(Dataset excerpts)
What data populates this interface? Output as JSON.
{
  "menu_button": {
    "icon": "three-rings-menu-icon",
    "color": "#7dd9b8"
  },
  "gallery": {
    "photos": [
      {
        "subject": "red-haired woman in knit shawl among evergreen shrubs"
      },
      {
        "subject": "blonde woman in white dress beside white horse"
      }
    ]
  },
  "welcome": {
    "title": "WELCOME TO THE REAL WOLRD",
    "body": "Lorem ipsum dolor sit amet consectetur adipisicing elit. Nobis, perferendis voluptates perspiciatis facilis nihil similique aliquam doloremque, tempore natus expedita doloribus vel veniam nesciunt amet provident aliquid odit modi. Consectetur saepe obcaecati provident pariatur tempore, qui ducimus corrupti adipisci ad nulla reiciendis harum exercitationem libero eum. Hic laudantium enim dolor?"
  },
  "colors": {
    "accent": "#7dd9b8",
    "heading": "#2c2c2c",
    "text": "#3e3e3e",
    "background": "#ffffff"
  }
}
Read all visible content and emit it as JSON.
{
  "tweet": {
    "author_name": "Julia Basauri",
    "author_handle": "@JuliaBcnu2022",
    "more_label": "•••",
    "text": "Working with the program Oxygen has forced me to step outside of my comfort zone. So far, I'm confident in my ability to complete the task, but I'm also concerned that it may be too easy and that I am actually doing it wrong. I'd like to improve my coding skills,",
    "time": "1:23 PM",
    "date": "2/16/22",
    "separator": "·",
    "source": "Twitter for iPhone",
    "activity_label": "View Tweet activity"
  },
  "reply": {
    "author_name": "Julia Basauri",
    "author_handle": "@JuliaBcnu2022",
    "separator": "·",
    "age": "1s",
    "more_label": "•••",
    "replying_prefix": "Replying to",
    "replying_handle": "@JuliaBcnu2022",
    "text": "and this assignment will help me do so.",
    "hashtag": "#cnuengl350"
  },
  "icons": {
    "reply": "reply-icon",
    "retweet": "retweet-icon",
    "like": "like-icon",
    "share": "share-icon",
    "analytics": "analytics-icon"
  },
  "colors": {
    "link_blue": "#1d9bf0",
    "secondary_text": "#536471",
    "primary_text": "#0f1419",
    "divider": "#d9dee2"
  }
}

:: Problem to work on ::
Copy all of the data. Keep every word exactly as it is.

:: Response to the task ::
What data populates this interface? Output as JSON.
{
  "menu_button": {
    "icon": "three-rings-menu-icon",
    "color": "#7dd9b8"
  },
  "gallery": {
    "photos": [
      {
        "subject": "red-haired woman in knit shawl among evergreen shrubs"
      },
      {
        "subject": "blonde woman in white dress beside white horse"
      }
    ]
  },
  "welcome": {
    "title": "WELCOME TO THE REAL WOLRD",
    "body": "Lorem ipsum dolor sit amet consectetur adipisicing elit. Nobis, perferendis voluptates perspiciatis facilis nihil similique aliquam doloremque, tempore natus expedita doloribus vel veniam nesciunt amet provident aliquid odit modi. Consectetur saepe obcaecati provident pariatur tempore, qui ducimus corrupti adipisci ad nulla reiciendis harum exercitationem libero eum. Hic laudantium enim dolor?"
  },
  "colors": {
    "accent": "#7dd9b8",
    "heading": "#2c2c2c",
    "text": "#3e3e3e",
    "background": "#ffffff"
  }
}
Read all visible content and emit it as JSON.
{
  "tweet": {
    "author_name": "Julia Basauri",
    "author_handle": "@JuliaBcnu2022",
    "more_label": "•••",
    "text": "Working with the program Oxygen has forced me to step outside of my comfort zone. So far, I'm confident in my ability to complete the task, but I'm also concerned that it may be too easy and that I am actually doing it wrong. I'd like to improve my coding skills,",
    "time": "1:23 PM",
    "date": "2/16/22",
    "separator": "·",
    "source": "Twitter for iPhone",
    "activity_label": "View Tweet activity"
  },
  "reply": {
    "author_name": "Julia Basauri",
    "author_handle": "@JuliaBcnu2022",
    "separator": "·",
    "age": "1s",
    "more_label": "•••",
    "replying_prefix": "Replying to",
    "replying_handle": "@JuliaBcnu2022",
    "text": "and this assignment will help me do so.",
    "hashtag": "#cnuengl350"
  },
  "icons": {
    "reply": "reply-icon",
    "retweet": "retweet-icon",
    "like": "like-icon",
    "share": "share-icon",
    "analytics": "analytics-icon"
  },
  "colors": {
    "link_blue": "#1d9bf0",
    "secondary_text": "#536471",
    "primary_text": "#0f1419",
    "divider": "#d9dee2"
  }
}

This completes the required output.